[Job A] Please reproduce the records exactly, starting with their first line and going on through the line that contains "staticText: 成交量: [138, 164, 162, 176]", with both of those lines included.

[Passage to read]

Re: Database Design & Normalization Question

From: Jason Hedges (jasonh_at_bsmgr.com)
Date: 11/19/04


Date: Fri, 19 Nov 2004 08:50:45 -0800

Anthony,

Thanks for your reply and the book recommendation.

Can you give me more direction on the date issue? I
understand the logic behind the books, videos, software,
etc. What do you do with data like the date fields?
Should each date type (pub date, street date, etc.) be a
separate field/column in a table? I thought the way I had
done it allowed for alot of flexibility because you
didn't have to change the database design to store new
types of data that were similar to other types already
being stored. Here's another example (similar to the date
scenario):

I have a table that defines "title types" (sub title,
foreign title, title as it appears on the product, etc.).
I have a many-to-many relationship table that stores a
product identifier (relating back to the master product
table), a title, and a title type identifer (relating to
the title types table). This seemed flexible since I can
decide to store a "misc title" simply by adding
another "title type" to my title types table and using
it's identifer.

How should I be storing this type of data? Should each
type of title be a separate field in a table? Should I
just store NULLS or empty strings when I don't have a
value for one of these fields?

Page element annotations
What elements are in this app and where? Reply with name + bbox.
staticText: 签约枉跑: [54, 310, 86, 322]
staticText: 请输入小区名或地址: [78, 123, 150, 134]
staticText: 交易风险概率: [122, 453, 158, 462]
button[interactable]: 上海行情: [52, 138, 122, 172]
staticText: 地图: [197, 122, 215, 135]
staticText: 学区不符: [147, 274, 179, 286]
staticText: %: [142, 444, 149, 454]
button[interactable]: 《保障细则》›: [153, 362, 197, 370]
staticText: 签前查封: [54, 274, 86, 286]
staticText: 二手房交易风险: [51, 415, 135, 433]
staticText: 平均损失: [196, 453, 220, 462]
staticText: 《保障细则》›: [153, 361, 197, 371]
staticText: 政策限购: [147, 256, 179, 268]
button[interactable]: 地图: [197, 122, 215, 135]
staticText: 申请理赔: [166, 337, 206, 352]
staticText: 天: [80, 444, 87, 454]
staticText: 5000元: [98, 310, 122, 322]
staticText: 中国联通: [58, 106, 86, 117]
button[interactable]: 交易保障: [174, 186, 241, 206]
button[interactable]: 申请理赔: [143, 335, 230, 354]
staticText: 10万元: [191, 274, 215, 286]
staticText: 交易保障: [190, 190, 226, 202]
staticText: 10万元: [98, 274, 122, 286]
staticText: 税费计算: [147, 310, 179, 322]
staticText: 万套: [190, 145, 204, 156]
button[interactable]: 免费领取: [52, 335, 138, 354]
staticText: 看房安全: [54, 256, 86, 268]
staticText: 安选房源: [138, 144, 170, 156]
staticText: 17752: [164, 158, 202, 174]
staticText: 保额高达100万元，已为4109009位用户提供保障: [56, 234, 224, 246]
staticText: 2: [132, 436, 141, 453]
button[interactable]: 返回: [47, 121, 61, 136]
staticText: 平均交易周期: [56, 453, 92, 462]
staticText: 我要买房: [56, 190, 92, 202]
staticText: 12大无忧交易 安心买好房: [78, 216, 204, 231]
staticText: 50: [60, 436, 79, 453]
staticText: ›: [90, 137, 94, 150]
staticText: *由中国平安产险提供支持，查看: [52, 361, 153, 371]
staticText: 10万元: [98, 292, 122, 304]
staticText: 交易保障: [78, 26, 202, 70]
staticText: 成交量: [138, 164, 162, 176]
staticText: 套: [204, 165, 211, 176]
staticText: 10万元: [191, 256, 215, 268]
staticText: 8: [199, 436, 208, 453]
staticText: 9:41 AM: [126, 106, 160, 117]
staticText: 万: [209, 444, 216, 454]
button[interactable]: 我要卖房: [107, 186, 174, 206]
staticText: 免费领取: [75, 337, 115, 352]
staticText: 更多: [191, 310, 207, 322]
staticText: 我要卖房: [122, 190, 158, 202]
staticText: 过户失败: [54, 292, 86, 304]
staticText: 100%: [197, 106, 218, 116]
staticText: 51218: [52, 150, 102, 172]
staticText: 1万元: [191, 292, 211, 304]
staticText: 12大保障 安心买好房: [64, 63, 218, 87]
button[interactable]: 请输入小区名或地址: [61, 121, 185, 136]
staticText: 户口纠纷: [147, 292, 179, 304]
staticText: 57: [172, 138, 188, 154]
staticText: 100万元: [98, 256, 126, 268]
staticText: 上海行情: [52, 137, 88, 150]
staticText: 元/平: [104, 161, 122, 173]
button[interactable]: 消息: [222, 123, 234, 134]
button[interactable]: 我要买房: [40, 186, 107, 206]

[Job B]
Answer these questions about the database design post, one per line:
(i) What two things does the writer thank Anthony for?
(ii) Which two date types are named as examples?
(iii) What three items does the many-to-many relationship table store?

[Right answer A]
What elements are in this app and where? Reply with name + bbox.
staticText: 签约枉跑: [54, 310, 86, 322]
staticText: 请输入小区名或地址: [78, 123, 150, 134]
staticText: 交易风险概率: [122, 453, 158, 462]
button[interactable]: 上海行情: [52, 138, 122, 172]
staticText: 地图: [197, 122, 215, 135]
staticText: 学区不符: [147, 274, 179, 286]
staticText: %: [142, 444, 149, 454]
button[interactable]: 《保障细则》›: [153, 362, 197, 370]
staticText: 签前查封: [54, 274, 86, 286]
staticText: 二手房交易风险: [51, 415, 135, 433]
staticText: 平均损失: [196, 453, 220, 462]
staticText: 《保障细则》›: [153, 361, 197, 371]
staticText: 政策限购: [147, 256, 179, 268]
button[interactable]: 地图: [197, 122, 215, 135]
staticText: 申请理赔: [166, 337, 206, 352]
staticText: 天: [80, 444, 87, 454]
staticText: 5000元: [98, 310, 122, 322]
staticText: 中国联通: [58, 106, 86, 117]
button[interactable]: 交易保障: [174, 186, 241, 206]
button[interactable]: 申请理赔: [143, 335, 230, 354]
staticText: 10万元: [191, 274, 215, 286]
staticText: 交易保障: [190, 190, 226, 202]
staticText: 10万元: [98, 274, 122, 286]
staticText: 税费计算: [147, 310, 179, 322]
staticText: 万套: [190, 145, 204, 156]
button[interactable]: 免费领取: [52, 335, 138, 354]
staticText: 看房安全: [54, 256, 86, 268]
staticText: 安选房源: [138, 144, 170, 156]
staticText: 17752: [164, 158, 202, 174]
staticText: 保额高达100万元，已为4109009位用户提供保障: [56, 234, 224, 246]
staticText: 2: [132, 436, 141, 453]
button[interactable]: 返回: [47, 121, 61, 136]
staticText: 平均交易周期: [56, 453, 92, 462]
staticText: 我要买房: [56, 190, 92, 202]
staticText: 12大无忧交易 安心买好房: [78, 216, 204, 231]
staticText: 50: [60, 436, 79, 453]
staticText: ›: [90, 137, 94, 150]
staticText: *由中国平安产险提供支持，查看: [52, 361, 153, 371]
staticText: 10万元: [98, 292, 122, 304]
staticText: 交易保障: [78, 26, 202, 70]
staticText: 成交量: [138, 164, 162, 176]

[Right answer B]
(i) His reply and the book recommendation.
(ii) Pub date and street date.
(iii) A product identifier, a title, and a title type identifier.